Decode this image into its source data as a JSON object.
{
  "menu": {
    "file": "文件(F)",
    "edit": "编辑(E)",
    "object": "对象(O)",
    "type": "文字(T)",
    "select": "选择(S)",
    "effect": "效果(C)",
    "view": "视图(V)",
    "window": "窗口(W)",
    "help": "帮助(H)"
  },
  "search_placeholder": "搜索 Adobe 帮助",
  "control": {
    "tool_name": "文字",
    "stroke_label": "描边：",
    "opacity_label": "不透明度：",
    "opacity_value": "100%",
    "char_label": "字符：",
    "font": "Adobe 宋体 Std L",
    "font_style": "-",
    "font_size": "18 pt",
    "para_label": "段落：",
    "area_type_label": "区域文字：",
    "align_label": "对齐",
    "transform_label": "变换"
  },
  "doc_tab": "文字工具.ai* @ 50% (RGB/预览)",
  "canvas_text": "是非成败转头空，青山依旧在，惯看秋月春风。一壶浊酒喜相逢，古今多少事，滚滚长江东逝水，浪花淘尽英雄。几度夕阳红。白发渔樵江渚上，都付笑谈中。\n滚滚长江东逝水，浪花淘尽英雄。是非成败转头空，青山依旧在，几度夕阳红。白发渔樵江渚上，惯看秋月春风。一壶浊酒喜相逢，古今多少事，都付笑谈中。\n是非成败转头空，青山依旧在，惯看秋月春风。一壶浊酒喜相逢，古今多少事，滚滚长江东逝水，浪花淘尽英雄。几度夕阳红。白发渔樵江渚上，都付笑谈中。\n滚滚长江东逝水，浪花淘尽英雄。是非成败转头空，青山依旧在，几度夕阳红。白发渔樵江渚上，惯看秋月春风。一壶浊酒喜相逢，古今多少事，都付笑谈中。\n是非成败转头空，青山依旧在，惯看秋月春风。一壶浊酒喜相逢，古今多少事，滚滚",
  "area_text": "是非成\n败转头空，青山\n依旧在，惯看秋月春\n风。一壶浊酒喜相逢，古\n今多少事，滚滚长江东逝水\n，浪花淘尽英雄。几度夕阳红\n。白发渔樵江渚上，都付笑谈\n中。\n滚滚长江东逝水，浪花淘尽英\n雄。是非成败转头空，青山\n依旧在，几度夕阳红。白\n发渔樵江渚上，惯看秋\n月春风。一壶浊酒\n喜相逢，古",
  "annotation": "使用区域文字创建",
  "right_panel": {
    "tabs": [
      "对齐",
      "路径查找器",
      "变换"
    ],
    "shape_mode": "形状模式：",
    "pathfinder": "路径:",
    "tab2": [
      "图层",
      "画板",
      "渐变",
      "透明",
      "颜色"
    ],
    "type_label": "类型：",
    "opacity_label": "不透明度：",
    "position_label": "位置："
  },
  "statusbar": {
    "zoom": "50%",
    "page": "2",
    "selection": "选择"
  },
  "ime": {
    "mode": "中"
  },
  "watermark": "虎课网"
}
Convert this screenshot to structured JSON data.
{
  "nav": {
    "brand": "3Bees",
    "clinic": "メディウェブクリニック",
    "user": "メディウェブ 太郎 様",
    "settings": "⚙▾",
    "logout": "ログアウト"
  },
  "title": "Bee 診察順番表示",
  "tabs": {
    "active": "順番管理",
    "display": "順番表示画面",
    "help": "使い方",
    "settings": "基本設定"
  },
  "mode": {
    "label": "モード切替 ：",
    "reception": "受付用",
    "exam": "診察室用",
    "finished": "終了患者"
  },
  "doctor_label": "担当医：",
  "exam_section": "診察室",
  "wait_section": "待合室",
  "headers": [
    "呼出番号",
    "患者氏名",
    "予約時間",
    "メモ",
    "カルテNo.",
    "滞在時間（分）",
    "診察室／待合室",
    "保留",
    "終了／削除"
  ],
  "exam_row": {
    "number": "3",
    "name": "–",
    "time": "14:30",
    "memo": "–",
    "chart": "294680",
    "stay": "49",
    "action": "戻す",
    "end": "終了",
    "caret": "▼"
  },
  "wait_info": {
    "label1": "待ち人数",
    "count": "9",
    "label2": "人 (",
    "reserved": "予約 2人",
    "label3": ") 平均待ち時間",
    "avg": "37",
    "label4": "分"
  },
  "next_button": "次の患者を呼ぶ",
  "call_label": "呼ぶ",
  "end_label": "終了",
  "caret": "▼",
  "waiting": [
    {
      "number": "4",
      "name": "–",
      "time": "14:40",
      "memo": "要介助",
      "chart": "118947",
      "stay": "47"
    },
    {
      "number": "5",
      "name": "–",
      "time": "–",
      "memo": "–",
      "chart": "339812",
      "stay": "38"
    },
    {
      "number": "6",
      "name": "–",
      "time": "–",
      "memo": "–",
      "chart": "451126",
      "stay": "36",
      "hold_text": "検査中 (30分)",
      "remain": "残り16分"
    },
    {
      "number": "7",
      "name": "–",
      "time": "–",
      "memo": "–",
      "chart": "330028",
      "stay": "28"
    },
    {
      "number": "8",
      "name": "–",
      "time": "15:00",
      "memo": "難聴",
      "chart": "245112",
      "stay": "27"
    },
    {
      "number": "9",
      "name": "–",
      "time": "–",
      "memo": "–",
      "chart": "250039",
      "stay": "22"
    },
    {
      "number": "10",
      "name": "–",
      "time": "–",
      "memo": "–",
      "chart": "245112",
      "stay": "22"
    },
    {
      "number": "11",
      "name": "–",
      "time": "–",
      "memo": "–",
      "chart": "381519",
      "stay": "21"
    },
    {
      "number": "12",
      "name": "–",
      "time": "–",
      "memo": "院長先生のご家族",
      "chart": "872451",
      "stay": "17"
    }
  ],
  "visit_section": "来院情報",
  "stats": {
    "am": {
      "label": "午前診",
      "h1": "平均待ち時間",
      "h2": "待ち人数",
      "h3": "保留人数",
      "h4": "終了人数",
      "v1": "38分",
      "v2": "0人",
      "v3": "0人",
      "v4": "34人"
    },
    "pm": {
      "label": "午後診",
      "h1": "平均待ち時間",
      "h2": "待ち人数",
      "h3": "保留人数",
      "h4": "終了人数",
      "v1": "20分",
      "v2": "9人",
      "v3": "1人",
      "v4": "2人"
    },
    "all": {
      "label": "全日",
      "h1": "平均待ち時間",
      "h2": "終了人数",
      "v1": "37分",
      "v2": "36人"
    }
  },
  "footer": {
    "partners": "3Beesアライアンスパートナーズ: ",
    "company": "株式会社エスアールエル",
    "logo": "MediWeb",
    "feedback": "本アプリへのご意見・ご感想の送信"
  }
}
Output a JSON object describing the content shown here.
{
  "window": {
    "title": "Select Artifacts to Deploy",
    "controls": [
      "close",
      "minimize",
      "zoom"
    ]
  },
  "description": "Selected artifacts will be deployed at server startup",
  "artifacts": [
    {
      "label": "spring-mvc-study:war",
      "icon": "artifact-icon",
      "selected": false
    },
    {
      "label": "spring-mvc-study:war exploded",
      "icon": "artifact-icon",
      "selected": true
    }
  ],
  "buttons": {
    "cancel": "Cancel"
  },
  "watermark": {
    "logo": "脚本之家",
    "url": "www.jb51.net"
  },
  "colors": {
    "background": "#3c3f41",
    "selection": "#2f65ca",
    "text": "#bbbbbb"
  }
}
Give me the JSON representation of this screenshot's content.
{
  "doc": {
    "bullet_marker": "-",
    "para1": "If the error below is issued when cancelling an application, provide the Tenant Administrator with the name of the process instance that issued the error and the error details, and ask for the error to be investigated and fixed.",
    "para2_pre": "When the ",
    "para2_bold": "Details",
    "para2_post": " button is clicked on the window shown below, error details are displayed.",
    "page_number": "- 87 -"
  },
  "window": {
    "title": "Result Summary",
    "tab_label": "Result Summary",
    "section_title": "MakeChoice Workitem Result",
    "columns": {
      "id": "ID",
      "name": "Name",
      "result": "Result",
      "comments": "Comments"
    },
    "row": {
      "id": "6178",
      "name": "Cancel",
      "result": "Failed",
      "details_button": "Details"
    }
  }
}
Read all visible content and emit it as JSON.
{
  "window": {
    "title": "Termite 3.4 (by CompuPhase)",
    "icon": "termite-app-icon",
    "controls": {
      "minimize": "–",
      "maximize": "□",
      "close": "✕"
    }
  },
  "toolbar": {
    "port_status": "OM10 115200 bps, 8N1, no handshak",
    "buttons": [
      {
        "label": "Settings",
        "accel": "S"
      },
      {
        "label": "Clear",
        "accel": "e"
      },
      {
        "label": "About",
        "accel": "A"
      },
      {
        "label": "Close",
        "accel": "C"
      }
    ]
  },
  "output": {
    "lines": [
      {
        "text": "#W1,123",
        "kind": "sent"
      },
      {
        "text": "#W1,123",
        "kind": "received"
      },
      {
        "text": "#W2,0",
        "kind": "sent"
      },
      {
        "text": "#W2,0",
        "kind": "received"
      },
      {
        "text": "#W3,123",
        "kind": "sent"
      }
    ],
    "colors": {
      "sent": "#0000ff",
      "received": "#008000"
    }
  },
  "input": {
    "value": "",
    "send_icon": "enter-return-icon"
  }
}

WHAT IS EXPECTED:
Print from the line containing "Give me the" to the last line above, exactly as written.

SOLUTION TO THE EXERCISE:
Give me the JSON representation of this screenshot's content.
{
  "doc": {
    "bullet_marker": "-",
    "para1": "If the error below is issued when cancelling an application, provide the Tenant Administrator with the name of the process instance that issued the error and the error details, and ask for the error to be investigated and fixed.",
    "para2_pre": "When the ",
    "para2_bold": "Details",
    "para2_post": " button is clicked on the window shown below, error details are displayed.",
    "page_number": "- 87 -"
  },
  "window": {
    "title": "Result Summary",
    "tab_label": "Result Summary",
    "section_title": "MakeChoice Workitem Result",
    "columns": {
      "id": "ID",
      "name": "Name",
      "result": "Result",
      "comments": "Comments"
    },
    "row": {
      "id": "6178",
      "name": "Cancel",
      "result": "Failed",
      "details_button": "Details"
    }
  }
}
Read all visible content and emit it as JSON.
{
  "window": {
    "title": "Termite 3.4 (by CompuPhase)",
    "icon": "termite-app-icon",
    "controls": {
      "minimize": "–",
      "maximize": "□",
      "close": "✕"
    }
  },
  "toolbar": {
    "port_status": "OM10 115200 bps, 8N1, no handshak",
    "buttons": [
      {
        "label": "Settings",
        "accel": "S"
      },
      {
        "label": "Clear",
        "accel": "e"
      },
      {
        "label": "About",
        "accel": "A"
      },
      {
        "label": "Close",
        "accel": "C"
      }
    ]
  },
  "output": {
    "lines": [
      {
        "text": "#W1,123",
        "kind": "sent"
      },
      {
        "text": "#W1,123",
        "kind": "received"
      },
      {
        "text": "#W2,0",
        "kind": "sent"
      },
      {
        "text": "#W2,0",
        "kind": "received"
      },
      {
        "text": "#W3,123",
        "kind": "sent"
      }
    ],
    "colors": {
      "sent": "#0000ff",
      "received": "#008000"
    }
  },
  "input": {
    "value": "",
    "send_icon": "enter-return-icon"
  }
}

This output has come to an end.